> PROBLEM STATEMENT
Pull out every line with the word "einem".
═══ MATERIAL PROVIDED
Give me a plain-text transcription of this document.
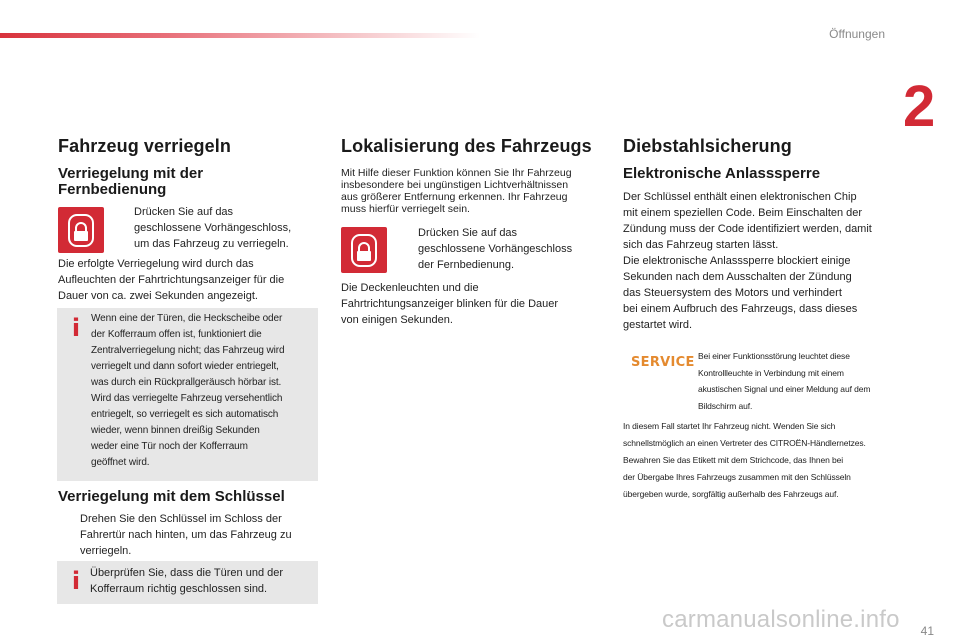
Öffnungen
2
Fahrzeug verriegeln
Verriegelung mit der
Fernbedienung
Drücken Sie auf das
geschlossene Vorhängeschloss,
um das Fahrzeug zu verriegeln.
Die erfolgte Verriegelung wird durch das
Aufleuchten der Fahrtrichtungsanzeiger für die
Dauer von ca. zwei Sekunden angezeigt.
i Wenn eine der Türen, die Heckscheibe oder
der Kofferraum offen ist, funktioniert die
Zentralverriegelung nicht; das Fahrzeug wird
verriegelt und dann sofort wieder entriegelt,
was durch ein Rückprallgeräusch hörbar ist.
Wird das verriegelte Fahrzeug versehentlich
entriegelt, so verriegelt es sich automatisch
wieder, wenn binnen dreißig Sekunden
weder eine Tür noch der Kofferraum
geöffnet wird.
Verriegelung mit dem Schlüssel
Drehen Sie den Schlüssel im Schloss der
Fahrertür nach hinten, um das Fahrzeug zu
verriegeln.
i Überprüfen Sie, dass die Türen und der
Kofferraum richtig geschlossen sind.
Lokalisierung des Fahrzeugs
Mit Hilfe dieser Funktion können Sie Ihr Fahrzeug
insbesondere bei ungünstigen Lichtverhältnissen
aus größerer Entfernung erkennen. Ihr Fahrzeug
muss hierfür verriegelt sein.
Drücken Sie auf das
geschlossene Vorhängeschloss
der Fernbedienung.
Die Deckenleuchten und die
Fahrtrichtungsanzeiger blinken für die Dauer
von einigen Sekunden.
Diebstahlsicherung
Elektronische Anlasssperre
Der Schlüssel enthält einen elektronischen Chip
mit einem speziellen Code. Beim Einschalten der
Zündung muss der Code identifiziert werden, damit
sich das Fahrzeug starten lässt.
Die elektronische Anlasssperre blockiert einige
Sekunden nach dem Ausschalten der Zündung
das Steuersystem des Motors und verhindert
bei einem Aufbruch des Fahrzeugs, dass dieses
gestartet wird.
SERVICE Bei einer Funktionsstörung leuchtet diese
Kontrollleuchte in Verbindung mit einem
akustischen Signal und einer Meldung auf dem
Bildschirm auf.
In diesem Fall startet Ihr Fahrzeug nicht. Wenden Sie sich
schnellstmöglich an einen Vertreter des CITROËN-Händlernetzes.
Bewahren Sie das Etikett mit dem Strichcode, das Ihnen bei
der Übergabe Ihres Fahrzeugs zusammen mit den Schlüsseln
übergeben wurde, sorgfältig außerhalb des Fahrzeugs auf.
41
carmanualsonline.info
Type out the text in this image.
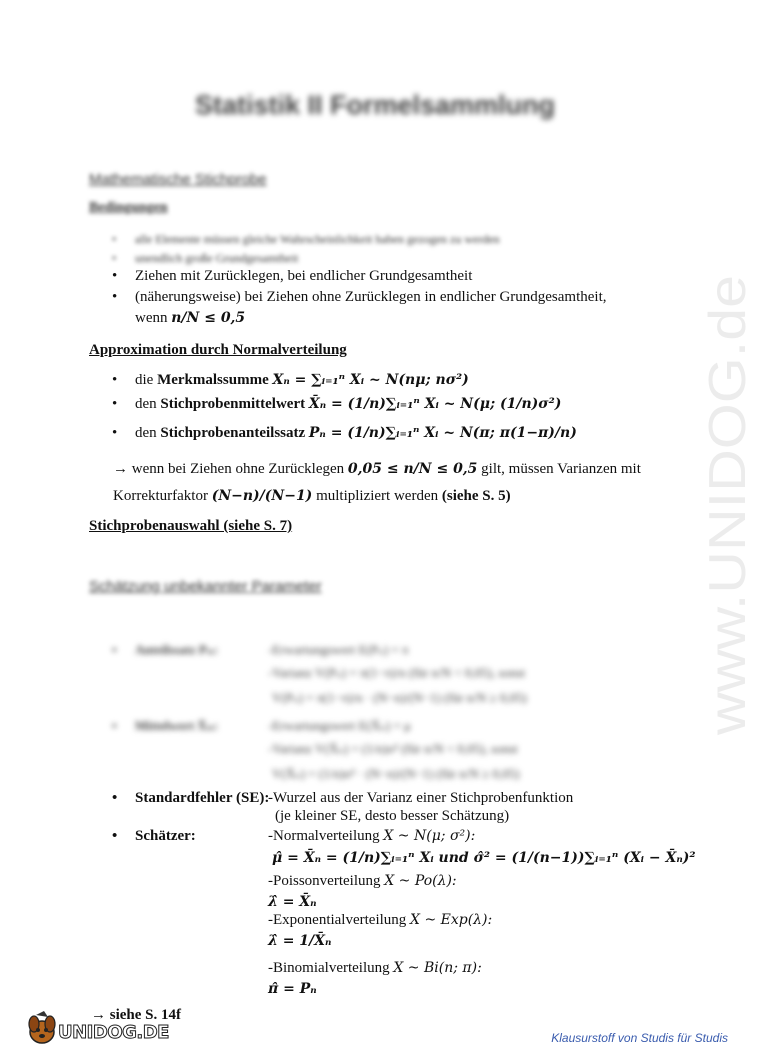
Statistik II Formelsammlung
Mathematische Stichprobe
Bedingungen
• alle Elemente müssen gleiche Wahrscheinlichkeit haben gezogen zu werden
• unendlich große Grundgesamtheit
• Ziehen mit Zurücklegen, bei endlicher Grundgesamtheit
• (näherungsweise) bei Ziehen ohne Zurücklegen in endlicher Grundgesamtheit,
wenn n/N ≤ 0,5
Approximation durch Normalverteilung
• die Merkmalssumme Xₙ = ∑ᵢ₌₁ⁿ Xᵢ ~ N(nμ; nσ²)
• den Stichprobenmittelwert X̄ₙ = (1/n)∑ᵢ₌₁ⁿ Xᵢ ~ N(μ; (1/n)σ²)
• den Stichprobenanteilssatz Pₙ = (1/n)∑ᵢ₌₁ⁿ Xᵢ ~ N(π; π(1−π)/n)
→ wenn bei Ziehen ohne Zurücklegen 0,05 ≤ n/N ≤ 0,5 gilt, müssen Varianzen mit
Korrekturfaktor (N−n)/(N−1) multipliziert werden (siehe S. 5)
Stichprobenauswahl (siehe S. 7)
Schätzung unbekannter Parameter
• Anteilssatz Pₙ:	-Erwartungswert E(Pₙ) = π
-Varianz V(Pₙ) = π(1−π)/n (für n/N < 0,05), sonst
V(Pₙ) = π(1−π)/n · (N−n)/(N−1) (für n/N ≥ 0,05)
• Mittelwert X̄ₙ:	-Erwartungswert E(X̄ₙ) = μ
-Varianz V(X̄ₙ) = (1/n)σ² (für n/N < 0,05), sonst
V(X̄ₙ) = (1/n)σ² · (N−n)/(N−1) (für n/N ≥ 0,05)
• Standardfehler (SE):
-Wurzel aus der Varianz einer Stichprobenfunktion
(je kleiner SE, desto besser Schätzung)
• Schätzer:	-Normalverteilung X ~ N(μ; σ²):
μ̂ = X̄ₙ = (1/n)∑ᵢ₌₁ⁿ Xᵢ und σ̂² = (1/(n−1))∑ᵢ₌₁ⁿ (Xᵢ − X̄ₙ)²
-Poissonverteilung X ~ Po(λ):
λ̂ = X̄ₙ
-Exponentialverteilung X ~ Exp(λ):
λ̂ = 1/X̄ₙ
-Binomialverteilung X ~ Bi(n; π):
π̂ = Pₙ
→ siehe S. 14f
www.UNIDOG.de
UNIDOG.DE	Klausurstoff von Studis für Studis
══════
> PROBLEM SOLUTION
mit einem speziellen Code. Beim Einschalten der
bei einem Aufbruch des Fahrzeugs, dass dieses
Kontrollleuchte in Verbindung mit einem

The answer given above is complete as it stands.